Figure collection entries
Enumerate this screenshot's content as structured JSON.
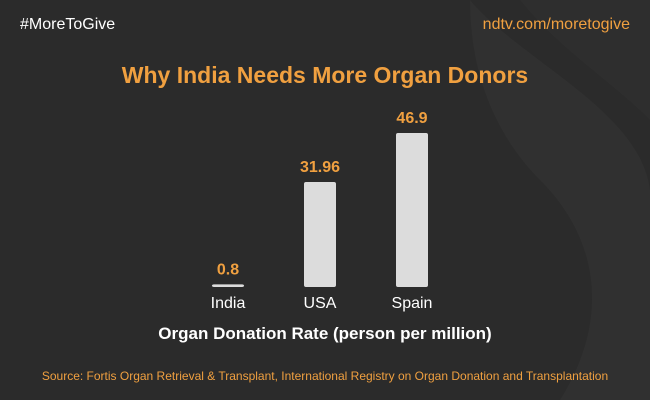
{
  "header": {
    "hashtag": "#MoreToGive",
    "url": "ndtv.com/moretogive"
  },
  "footer": {
    "source": "Source: Fortis Organ Retrieval & Transplant, International Registry on Organ Donation and Transplantation"
  },
  "colors": {
    "background": "#2b2b2b",
    "accent": "#f0a040",
    "bar": "#dcdcdc",
    "text": "#ffffff"
  },
  "chart_data": {
    "type": "bar",
    "title": "Why India Needs More Organ Donors",
    "xlabel": "Organ Donation Rate (person per million)",
    "ylabel": "",
    "categories": [
      "India",
      "USA",
      "Spain"
    ],
    "values": [
      0.8,
      31.96,
      46.9
    ],
    "value_labels": [
      "0.8",
      "31.96",
      "46.9"
    ],
    "ylim": [
      0,
      46.9
    ],
    "grid": false,
    "legend": "none"
  }
}
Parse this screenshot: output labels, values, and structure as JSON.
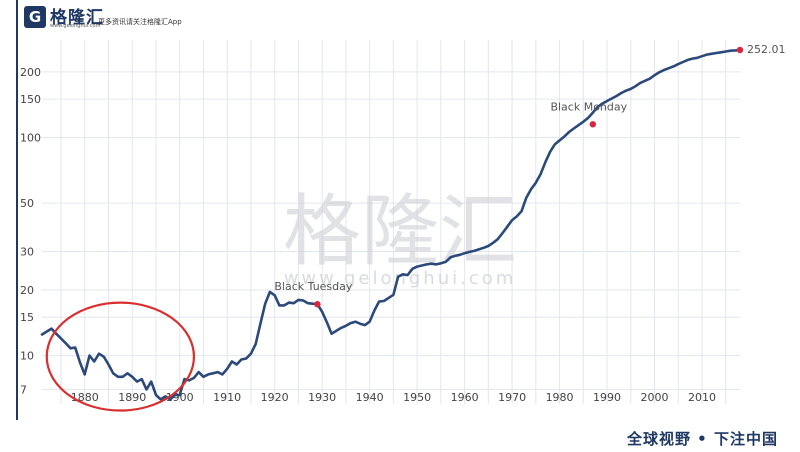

Instructions for the task >>
All of the material above needs to be restated exactly, with no pictures.

Written answer >>
Enumerate this screenshot's content as structured JSON.
{
  "header": {
    "hashtag": "#MoreToGive",
    "url": "ndtv.com/moretogive"
  },
  "footer": {
    "source": "Source: Fortis Organ Retrieval & Transplant, International Registry on Organ Donation and Transplantation"
  },
  "colors": {
    "background": "#2b2b2b",
    "accent": "#f0a040",
    "bar": "#dcdcdc",
    "text": "#ffffff"
  },
  "chart_data": {
    "type": "bar",
    "title": "Why India Needs More Organ Donors",
    "xlabel": "Organ Donation Rate (person per million)",
    "ylabel": "",
    "categories": [
      "India",
      "USA",
      "Spain"
    ],
    "values": [
      0.8,
      31.96,
      46.9
    ],
    "value_labels": [
      "0.8",
      "31.96",
      "46.9"
    ],
    "ylim": [
      0,
      46.9
    ],
    "grid": false,
    "legend": "none"
  }
}
Parse this screenshot: output labels, values, and structure as JSON.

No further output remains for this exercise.